• TASK DESCRIPTION: Restate each line of the listing exactly, without carrying over any pictures.

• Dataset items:
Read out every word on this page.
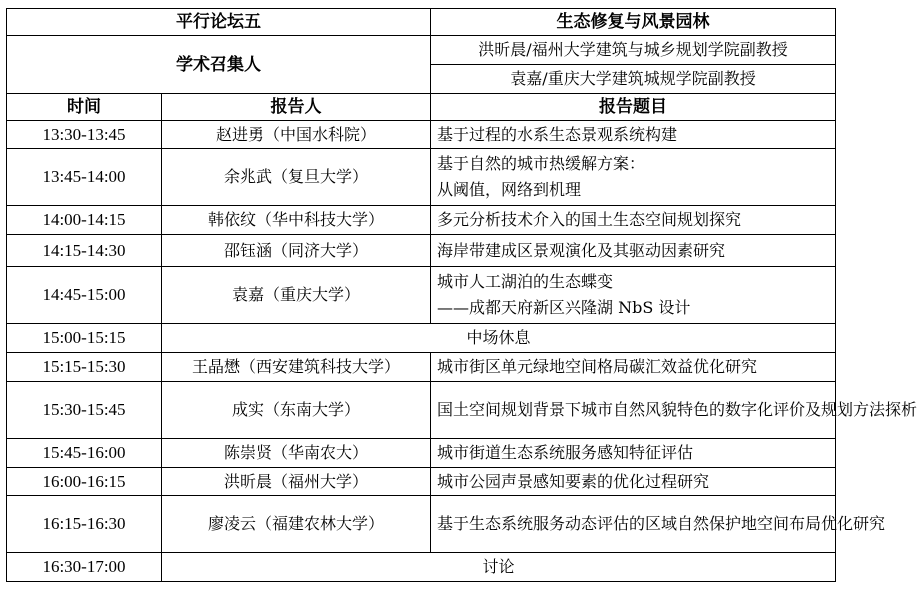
平行论坛五		生态修复与风景园林
学术召集人		洪昕晨/福州大学建筑与城乡规划学院副教授
		袁嘉/重庆大学建筑城规学院副教授
时间	报告人	报告题目
13:30-13:45	赵进勇（中国水科院）	基于过程的水系生态景观系统构建

13:45-14:00	余兆武（复旦大学）	基于自然的城市热缓解方案：
从阈值，网络到机理

14:00-14:15	韩依纹（华中科技大学）	多元分析技术介入的国土生态空间规划探究

14:15-14:30	邵钰涵（同济大学）	海岸带建成区景观演化及其驱动因素研究

14:45-15:00	袁嘉（重庆大学）	城市人工湖泊的生态蝶变
——成都天府新区兴隆湖 NbS 设计

15:00-15:15	中场休息	
15:15-15:30	王晶懋（西安建筑科技大学）	城市街区单元绿地空间格局碳汇效益优化研究

15:30-15:45	成实（东南大学）	国土空间规划背景下城市自然风貌特色的数字化评价及规划方法探析
15:45-16:00	陈崇贤（华南农大）	城市街道生态系统服务感知特征评估

16:00-16:15	洪昕晨（福州大学）	城市公园声景感知要素的优化过程研究

16:15-16:30	廖凌云（福建农林大学）	基于生态系统服务动态评估的区域自然保护地空间布局优化研究
16:30-17:00	讨论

• SOLVED EXERCISE:
Read out every word on this page.
平行论坛五		生态修复与风景园林
学术召集人		洪昕晨/福州大学建筑与城乡规划学院副教授
		袁嘉/重庆大学建筑城规学院副教授
时间	报告人	报告题目
13:30-13:45	赵进勇（中国水科院）	基于过程的水系生态景观系统构建

13:45-14:00	余兆武（复旦大学）	基于自然的城市热缓解方案：
从阈值，网络到机理

14:00-14:15	韩依纹（华中科技大学）	多元分析技术介入的国土生态空间规划探究

14:15-14:30	邵钰涵（同济大学）	海岸带建成区景观演化及其驱动因素研究

14:45-15:00	袁嘉（重庆大学）	城市人工湖泊的生态蝶变
——成都天府新区兴隆湖 NbS 设计

15:00-15:15	中场休息	
15:15-15:30	王晶懋（西安建筑科技大学）	城市街区单元绿地空间格局碳汇效益优化研究

15:30-15:45	成实（东南大学）	国土空间规划背景下城市自然风貌特色的数字化评价及规划方法探析
15:45-16:00	陈崇贤（华南农大）	城市街道生态系统服务感知特征评估

16:00-16:15	洪昕晨（福州大学）	城市公园声景感知要素的优化过程研究

16:15-16:30	廖凌云（福建农林大学）	基于生态系统服务动态评估的区域自然保护地空间布局优化研究
16:30-17:00	讨论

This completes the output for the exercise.